Write out the records below once more, exactly as they stand.

+++ Record excerpts

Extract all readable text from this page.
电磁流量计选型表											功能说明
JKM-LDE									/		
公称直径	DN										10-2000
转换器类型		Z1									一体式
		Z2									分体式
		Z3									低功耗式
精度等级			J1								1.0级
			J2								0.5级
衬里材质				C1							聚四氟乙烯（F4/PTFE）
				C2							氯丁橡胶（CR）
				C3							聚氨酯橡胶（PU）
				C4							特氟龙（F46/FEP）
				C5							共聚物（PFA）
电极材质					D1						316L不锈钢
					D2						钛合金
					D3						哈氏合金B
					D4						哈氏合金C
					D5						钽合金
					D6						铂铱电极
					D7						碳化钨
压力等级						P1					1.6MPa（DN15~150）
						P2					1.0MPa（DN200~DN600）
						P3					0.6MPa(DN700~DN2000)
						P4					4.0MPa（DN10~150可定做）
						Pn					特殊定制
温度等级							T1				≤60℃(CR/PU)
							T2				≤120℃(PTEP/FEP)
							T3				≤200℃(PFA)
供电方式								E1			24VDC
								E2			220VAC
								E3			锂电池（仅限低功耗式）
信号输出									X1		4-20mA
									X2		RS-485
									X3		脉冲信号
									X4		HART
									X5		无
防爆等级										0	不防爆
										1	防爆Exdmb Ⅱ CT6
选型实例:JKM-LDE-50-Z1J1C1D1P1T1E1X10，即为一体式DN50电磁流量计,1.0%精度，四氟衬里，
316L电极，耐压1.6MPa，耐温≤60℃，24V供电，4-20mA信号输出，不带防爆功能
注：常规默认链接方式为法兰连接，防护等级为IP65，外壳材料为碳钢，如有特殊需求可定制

++++++

_The result_
Extract all readable text from this page.
电磁流量计选型表											功能说明
JKM-LDE									/		
公称直径	DN										10-2000
转换器类型		Z1									一体式
		Z2									分体式
		Z3									低功耗式
精度等级			J1								1.0级
			J2								0.5级
衬里材质				C1							聚四氟乙烯（F4/PTFE）
				C2							氯丁橡胶（CR）
				C3							聚氨酯橡胶（PU）
				C4							特氟龙（F46/FEP）
				C5							共聚物（PFA）
电极材质					D1						316L不锈钢
					D2						钛合金
					D3						哈氏合金B
					D4						哈氏合金C
					D5						钽合金
					D6						铂铱电极
					D7						碳化钨
压力等级						P1					1.6MPa（DN15~150）
						P2					1.0MPa（DN200~DN600）
						P3					0.6MPa(DN700~DN2000)
						P4					4.0MPa（DN10~150可定做）
						Pn					特殊定制
温度等级							T1				≤60℃(CR/PU)
							T2				≤120℃(PTEP/FEP)
							T3				≤200℃(PFA)
供电方式								E1			24VDC
								E2			220VAC
								E3			锂电池（仅限低功耗式）
信号输出									X1		4-20mA
									X2		RS-485
									X3		脉冲信号
									X4		HART
									X5		无
防爆等级										0	不防爆
										1	防爆Exdmb Ⅱ CT6
选型实例:JKM-LDE-50-Z1J1C1D1P1T1E1X10，即为一体式DN50电磁流量计,1.0%精度，四氟衬里，
316L电极，耐压1.6MPa，耐温≤60℃，24V供电，4-20mA信号输出，不带防爆功能
注：常规默认链接方式为法兰连接，防护等级为IP65，外壳材料为碳钢，如有特殊需求可定制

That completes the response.